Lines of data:
=-=-=-=-=

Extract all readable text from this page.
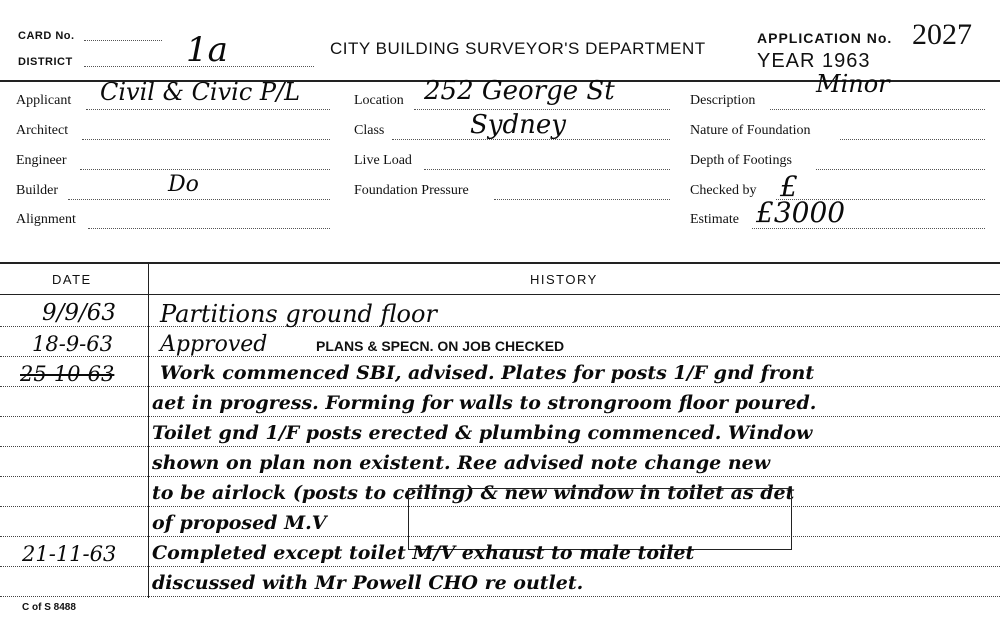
CARD No.
DISTRICT	1a	CITY BUILDING SURVEYOR'S DEPARTMENT
APPLICATION No. 2027
YEAR 1963
Applicant Civil & Civic P/L
Architect
Engineer
Builder	Do
Alignment
Location 252 George St
Class	Sydney
Live Load
Foundation Pressure
Description
Minor
Nature of Foundation
Depth of Footings
Checked by £
Estimate £3000
DATE	HISTORY
9/9/63 Partitions ground floor
18-9-63 Approved	PLANS & SPECN. ON JOB CHECKED
25-10-63 Work commenced SBI, advised. Plates for posts 1/F gnd front
aet in progress. Forming for walls to strongroom floor poured.
Toilet gnd 1/F posts erected & plumbing commenced. Window
shown on plan non existent. Ree advised note change new
to be airlock (posts to ceiling) & new window in toilet as det
of proposed M.V
21-11-63 Completed except toilet M/V exhaust to male toilet
discussed with Mr Powell CHO re outlet.
C of S 8488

=-=-=-=-=

• _Task requirements_
Print the records above exactly as they stand, but leave out the pictures.

• _Task answer_
Extract all readable text from this page.
CARD No.
DISTRICT	1a	CITY BUILDING SURVEYOR'S DEPARTMENT
APPLICATION No. 2027
YEAR 1963
Applicant Civil & Civic P/L
Architect
Engineer
Builder	Do
Alignment
Location 252 George St
Class	Sydney
Live Load
Foundation Pressure
Description
Minor
Nature of Foundation
Depth of Footings
Checked by £
Estimate £3000
DATE	HISTORY
9/9/63 Partitions ground floor
18-9-63 Approved	PLANS & SPECN. ON JOB CHECKED
25-10-63 Work commenced SBI, advised. Plates for posts 1/F gnd front
aet in progress. Forming for walls to strongroom floor poured.
Toilet gnd 1/F posts erected & plumbing commenced. Window
shown on plan non existent. Ree advised note change new
to be airlock (posts to ceiling) & new window in toilet as det
of proposed M.V
21-11-63 Completed except toilet M/V exhaust to male toilet
discussed with Mr Powell CHO re outlet.
C of S 8488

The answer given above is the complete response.